→ ENTRIES SUPPLIED:
— START —

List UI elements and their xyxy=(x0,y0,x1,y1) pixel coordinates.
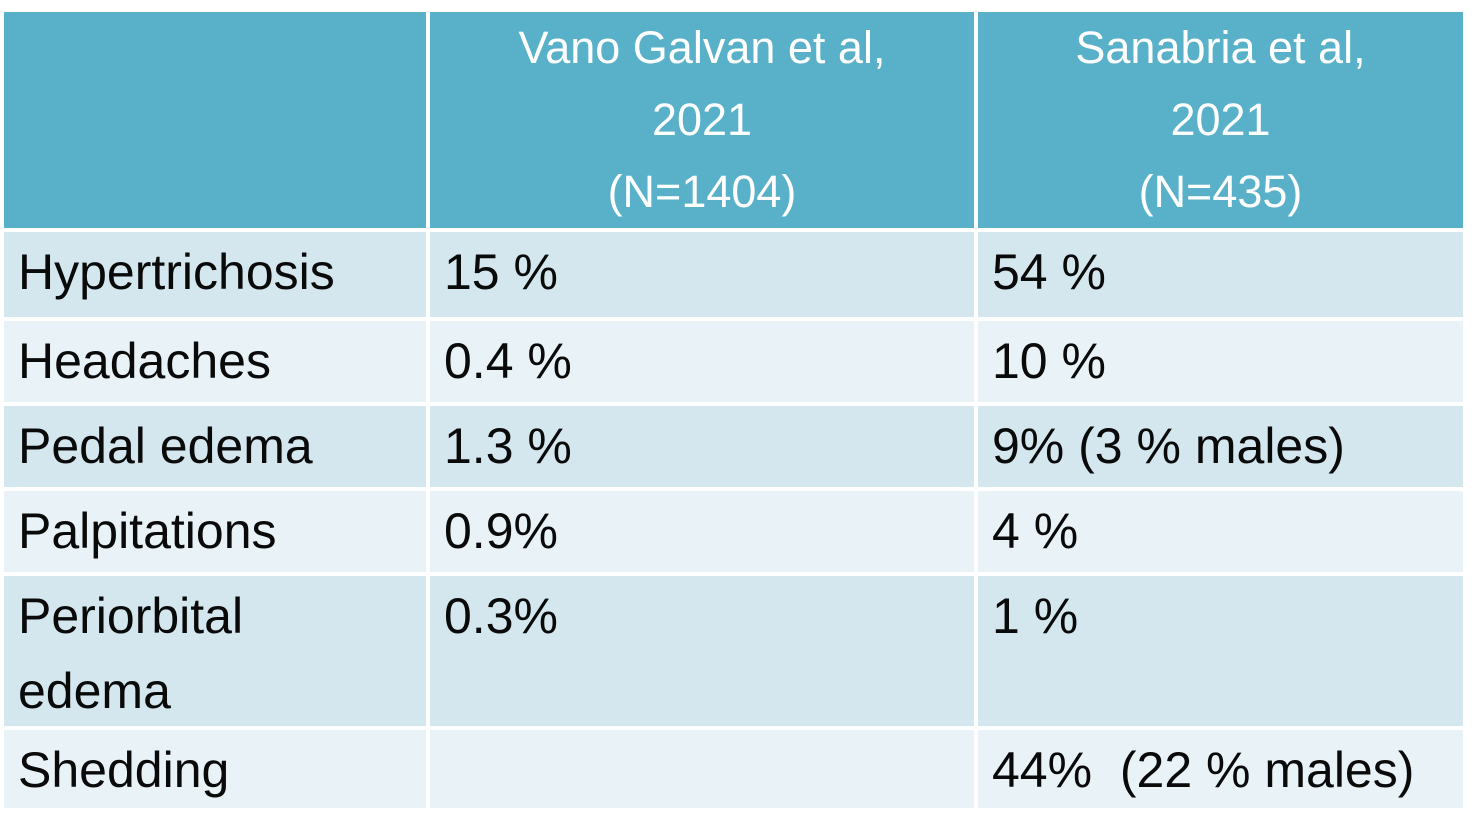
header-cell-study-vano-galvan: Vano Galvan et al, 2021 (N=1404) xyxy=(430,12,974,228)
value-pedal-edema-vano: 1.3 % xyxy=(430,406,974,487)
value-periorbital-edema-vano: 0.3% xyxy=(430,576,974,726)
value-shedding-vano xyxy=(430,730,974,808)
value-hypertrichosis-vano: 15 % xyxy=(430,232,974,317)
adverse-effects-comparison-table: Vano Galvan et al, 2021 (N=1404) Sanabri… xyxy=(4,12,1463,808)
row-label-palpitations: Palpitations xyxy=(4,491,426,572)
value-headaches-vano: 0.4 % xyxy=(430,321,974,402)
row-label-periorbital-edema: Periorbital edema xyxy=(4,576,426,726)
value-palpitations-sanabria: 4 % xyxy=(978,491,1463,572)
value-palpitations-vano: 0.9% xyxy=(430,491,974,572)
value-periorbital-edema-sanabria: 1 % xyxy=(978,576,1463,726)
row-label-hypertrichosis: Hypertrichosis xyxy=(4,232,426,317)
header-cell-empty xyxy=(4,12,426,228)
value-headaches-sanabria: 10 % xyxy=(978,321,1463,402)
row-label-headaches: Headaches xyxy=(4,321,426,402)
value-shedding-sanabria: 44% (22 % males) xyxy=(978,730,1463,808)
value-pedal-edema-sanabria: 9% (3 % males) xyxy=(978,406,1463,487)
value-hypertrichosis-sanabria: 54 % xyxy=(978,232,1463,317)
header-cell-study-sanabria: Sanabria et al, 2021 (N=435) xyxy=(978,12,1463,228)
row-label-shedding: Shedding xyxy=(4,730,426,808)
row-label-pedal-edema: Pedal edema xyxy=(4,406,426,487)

— END —

→ WHAT NEEDS TO BE DONE: Could you reproduce every line of the records above, word for word, with the picture left out?

→ RIGHT ANSWER:
List UI elements and their xyxy=(x0,y0,x1,y1) pixel coordinates.
header-cell-study-vano-galvan: Vano Galvan et al, 2021 (N=1404) xyxy=(430,12,974,228)
value-pedal-edema-vano: 1.3 % xyxy=(430,406,974,487)
value-periorbital-edema-vano: 0.3% xyxy=(430,576,974,726)
value-shedding-vano xyxy=(430,730,974,808)
value-hypertrichosis-vano: 15 % xyxy=(430,232,974,317)
adverse-effects-comparison-table: Vano Galvan et al, 2021 (N=1404) Sanabri… xyxy=(4,12,1463,808)
row-label-palpitations: Palpitations xyxy=(4,491,426,572)
value-headaches-vano: 0.4 % xyxy=(430,321,974,402)
row-label-periorbital-edema: Periorbital edema xyxy=(4,576,426,726)
value-palpitations-sanabria: 4 % xyxy=(978,491,1463,572)
value-palpitations-vano: 0.9% xyxy=(430,491,974,572)
value-periorbital-edema-sanabria: 1 % xyxy=(978,576,1463,726)
row-label-hypertrichosis: Hypertrichosis xyxy=(4,232,426,317)
header-cell-empty xyxy=(4,12,426,228)
value-headaches-sanabria: 10 % xyxy=(978,321,1463,402)
row-label-headaches: Headaches xyxy=(4,321,426,402)
value-shedding-sanabria: 44% (22 % males) xyxy=(978,730,1463,808)
value-pedal-edema-sanabria: 9% (3 % males) xyxy=(978,406,1463,487)
value-hypertrichosis-sanabria: 54 % xyxy=(978,232,1463,317)
header-cell-study-sanabria: Sanabria et al, 2021 (N=435) xyxy=(978,12,1463,228)
row-label-shedding: Shedding xyxy=(4,730,426,808)
row-label-pedal-edema: Pedal edema xyxy=(4,406,426,487)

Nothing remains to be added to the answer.